=== Data provided ===
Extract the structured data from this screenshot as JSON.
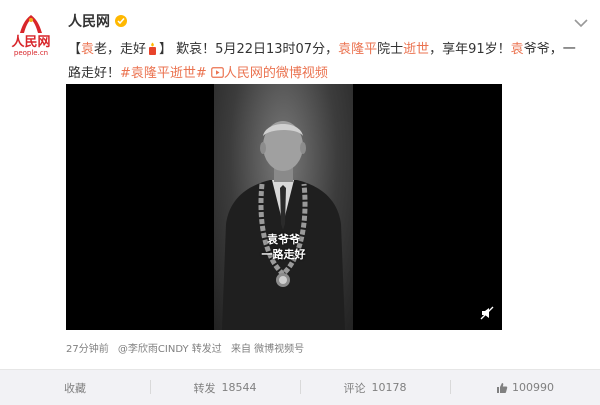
{
  "header": {
    "logo_text": "人民网",
    "logo_domain": "people.cn",
    "account_name": "人民网",
    "brand_color": "#d8262b",
    "verified_color": "#ffb800"
  },
  "post": {
    "segments": [
      {
        "text": "【",
        "style": "plain"
      },
      {
        "text": "袁",
        "style": "red"
      },
      {
        "text": "老，走好",
        "style": "plain"
      },
      {
        "text": "】 歎哀！5月22日13时07分，",
        "style": "plain"
      },
      {
        "text": "袁隆平",
        "style": "red"
      },
      {
        "text": "院士",
        "style": "plain"
      },
      {
        "text": "逝世",
        "style": "red"
      },
      {
        "text": "，享年91岁！",
        "style": "plain"
      },
      {
        "text": "袁",
        "style": "red"
      },
      {
        "text": "爷爷，一路走好！",
        "style": "plain"
      },
      {
        "text": "#袁隆平逝世#",
        "style": "link"
      },
      {
        "text": "人民网的微博视频",
        "style": "link"
      }
    ],
    "link_color": "#eb7350"
  },
  "video": {
    "subtitle_line1": "袁爷爷",
    "subtitle_line2": "一路走好"
  },
  "meta": {
    "time": "27分钟前",
    "forwarded_by": "@李欣雨CINDY 转发过",
    "source": "来自 微博视频号"
  },
  "actions": {
    "favorite_label": "收藏",
    "repost_label": "转发",
    "repost_count": "18544",
    "comment_label": "评论",
    "comment_count": "10178",
    "like_count": "100990"
  }
}
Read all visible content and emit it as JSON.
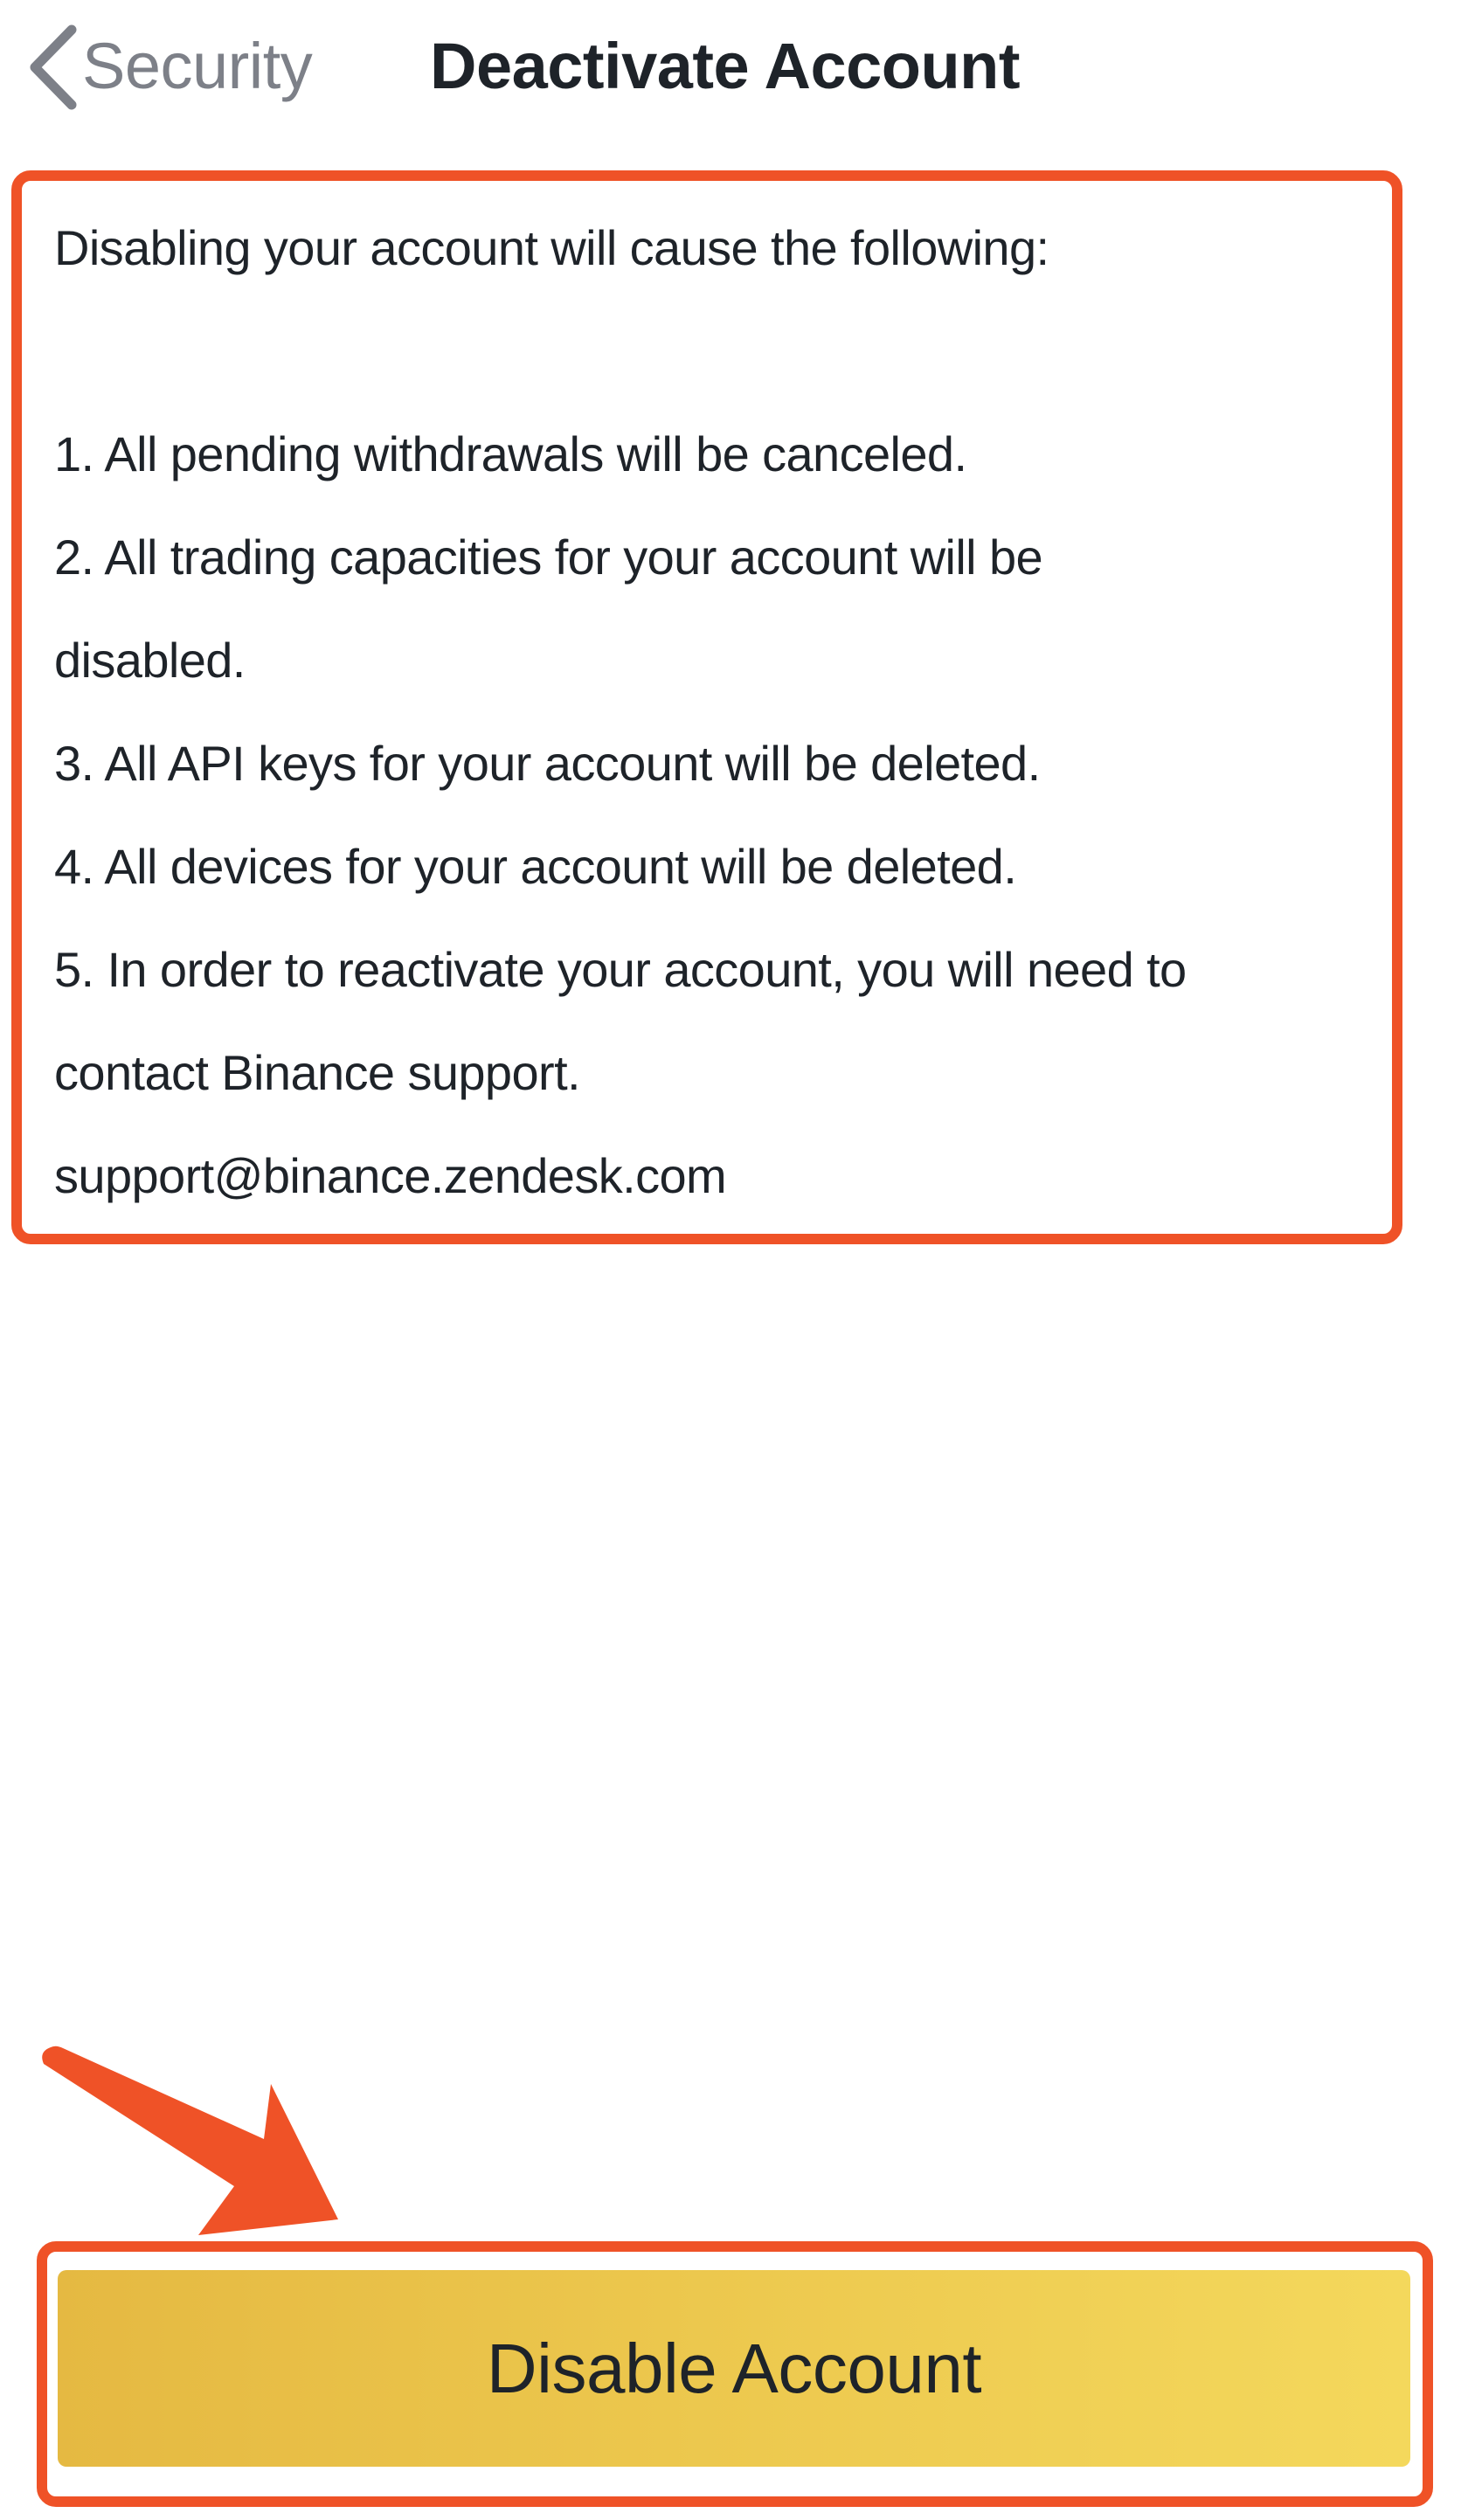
===
Written exercise. Omit every picture, then repeat the remaining data exactly as it appears above.

Answer for the task.
Extract the structured data from this screenshot as JSON.
{
  "header": {
    "logo_text": "人民网",
    "logo_domain": "people.cn",
    "account_name": "人民网",
    "brand_color": "#d8262b",
    "verified_color": "#ffb800"
  },
  "post": {
    "segments": [
      {
        "text": "【",
        "style": "plain"
      },
      {
        "text": "袁",
        "style": "red"
      },
      {
        "text": "老，走好",
        "style": "plain"
      },
      {
        "text": "】 歎哀！5月22日13时07分，",
        "style": "plain"
      },
      {
        "text": "袁隆平",
        "style": "red"
      },
      {
        "text": "院士",
        "style": "plain"
      },
      {
        "text": "逝世",
        "style": "red"
      },
      {
        "text": "，享年91岁！",
        "style": "plain"
      },
      {
        "text": "袁",
        "style": "red"
      },
      {
        "text": "爷爷，一路走好！",
        "style": "plain"
      },
      {
        "text": "#袁隆平逝世#",
        "style": "link"
      },
      {
        "text": "人民网的微博视频",
        "style": "link"
      }
    ],
    "link_color": "#eb7350"
  },
  "video": {
    "subtitle_line1": "袁爷爷",
    "subtitle_line2": "一路走好"
  },
  "meta": {
    "time": "27分钟前",
    "forwarded_by": "@李欣雨CINDY 转发过",
    "source": "来自 微博视频号"
  },
  "actions": {
    "favorite_label": "收藏",
    "repost_label": "转发",
    "repost_count": "18544",
    "comment_label": "评论",
    "comment_count": "10178",
    "like_count": "100990"
  }
}
Read all visible content and emit it as JSON.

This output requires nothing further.